• Instruction: Pull every line that holds the word "euro" from the entries.

• Records for the task:
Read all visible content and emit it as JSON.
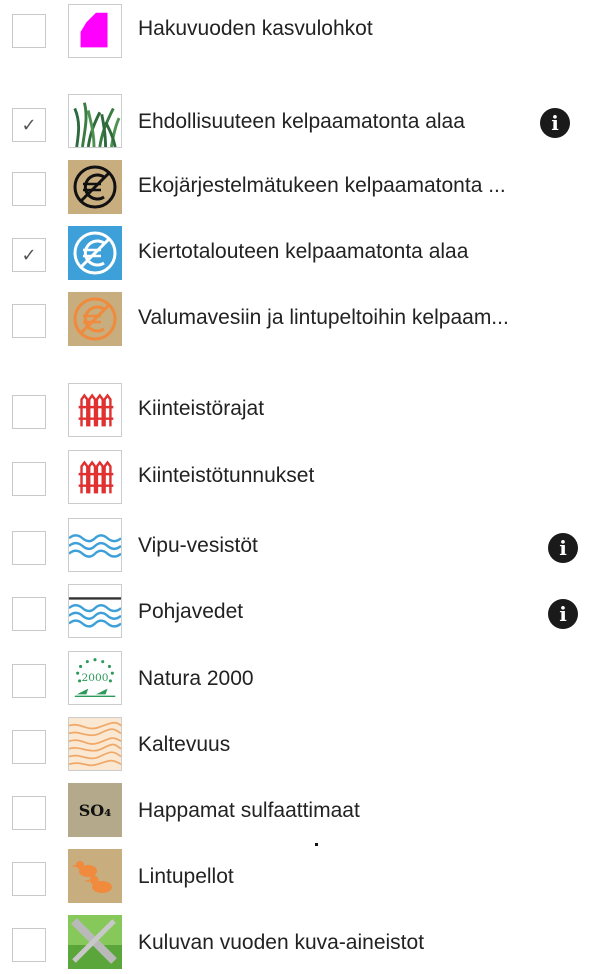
{
  "layers": [
    {
      "id": "hakuvuoden",
      "label": "Hakuvuoden kasvulohkot",
      "checked": false,
      "icon": "magenta-parcel-icon"
    },
    {
      "id": "ehdollisuus",
      "label": "Ehdollisuuteen kelpaamatonta alaa",
      "checked": true,
      "icon": "grass-icon",
      "info": true
    },
    {
      "id": "ekojarjestelma",
      "label": "Ekojärjestelmätukeen kelpaamatonta ...",
      "checked": false,
      "icon": "euro-crossed-black-icon"
    },
    {
      "id": "kiertotalous",
      "label": "Kiertotalouteen kelpaamatonta alaa",
      "checked": true,
      "icon": "euro-crossed-blue-icon"
    },
    {
      "id": "valumavesi",
      "label": "Valumavesiin ja lintupeltoihin kelpaam...",
      "checked": false,
      "icon": "euro-crossed-orange-icon"
    },
    {
      "id": "kiinteistorajat",
      "label": "Kiinteistörajat",
      "checked": false,
      "icon": "red-fence-icon"
    },
    {
      "id": "kiinteistotunnukset",
      "label": "Kiinteistötunnukset",
      "checked": false,
      "icon": "red-fence-icon"
    },
    {
      "id": "vipuvesistot",
      "label": "Vipu-vesistöt",
      "checked": false,
      "icon": "water-waves-icon",
      "info": true
    },
    {
      "id": "pohjavedet",
      "label": "Pohjavedet",
      "checked": false,
      "icon": "groundwater-icon",
      "info": true
    },
    {
      "id": "natura",
      "label": "Natura 2000",
      "checked": false,
      "icon": "natura-2000-icon",
      "icon_text": "2000"
    },
    {
      "id": "kaltevuus",
      "label": "Kaltevuus",
      "checked": false,
      "icon": "contour-lines-icon"
    },
    {
      "id": "happamat",
      "label": "Happamat sulfaattimaat",
      "checked": false,
      "icon": "so4-icon",
      "icon_text": "SO₄"
    },
    {
      "id": "lintupellot",
      "label": "Lintupellot",
      "checked": false,
      "icon": "ducks-icon"
    },
    {
      "id": "kuva",
      "label": "Kuluvan vuoden kuva-aineistot",
      "checked": false,
      "icon": "aerial-image-icon"
    }
  ],
  "check_mark": "✓",
  "info_glyph": "i",
  "colors": {
    "magenta": "#ff00ff",
    "info_bg": "#1a1a1a",
    "checkbox_border": "#c9c9c9",
    "tan": "#c8ad7f",
    "blue": "#3da0d8",
    "orange": "#f08a3c",
    "red": "#e03030",
    "sulfate_bg": "#b4a98a"
  }
}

• Solution for this problem:
      "icon": "euro-crossed-black-icon"
      "icon": "euro-crossed-blue-icon"
      "icon": "euro-crossed-orange-icon"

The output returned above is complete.